Input data:

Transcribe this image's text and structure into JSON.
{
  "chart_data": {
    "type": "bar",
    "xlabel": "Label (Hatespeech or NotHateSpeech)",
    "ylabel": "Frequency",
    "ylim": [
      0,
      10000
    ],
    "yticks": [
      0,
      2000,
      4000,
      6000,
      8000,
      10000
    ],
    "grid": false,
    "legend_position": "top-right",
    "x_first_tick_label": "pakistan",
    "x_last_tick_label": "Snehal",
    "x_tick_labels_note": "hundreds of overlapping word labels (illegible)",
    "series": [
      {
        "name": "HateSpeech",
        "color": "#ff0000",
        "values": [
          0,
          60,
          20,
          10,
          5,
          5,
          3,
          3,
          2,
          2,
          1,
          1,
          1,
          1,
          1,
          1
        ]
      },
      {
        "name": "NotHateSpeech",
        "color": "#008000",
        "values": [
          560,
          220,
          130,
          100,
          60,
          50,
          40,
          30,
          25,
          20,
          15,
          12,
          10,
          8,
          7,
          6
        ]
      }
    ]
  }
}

Written exercise: Repeat the entries shown above, every one, word for word.

Written response:
Transcribe this image's text and structure into JSON.
{
  "chart_data": {
    "type": "bar",
    "xlabel": "Label (Hatespeech or NotHateSpeech)",
    "ylabel": "Frequency",
    "ylim": [
      0,
      10000
    ],
    "yticks": [
      0,
      2000,
      4000,
      6000,
      8000,
      10000
    ],
    "grid": false,
    "legend_position": "top-right",
    "x_first_tick_label": "pakistan",
    "x_last_tick_label": "Snehal",
    "x_tick_labels_note": "hundreds of overlapping word labels (illegible)",
    "series": [
      {
        "name": "HateSpeech",
        "color": "#ff0000",
        "values": [
          0,
          60,
          20,
          10,
          5,
          5,
          3,
          3,
          2,
          2,
          1,
          1,
          1,
          1,
          1,
          1
        ]
      },
      {
        "name": "NotHateSpeech",
        "color": "#008000",
        "values": [
          560,
          220,
          130,
          100,
          60,
          50,
          40,
          30,
          25,
          20,
          15,
          12,
          10,
          8,
          7,
          6
        ]
      }
    ]
  }
}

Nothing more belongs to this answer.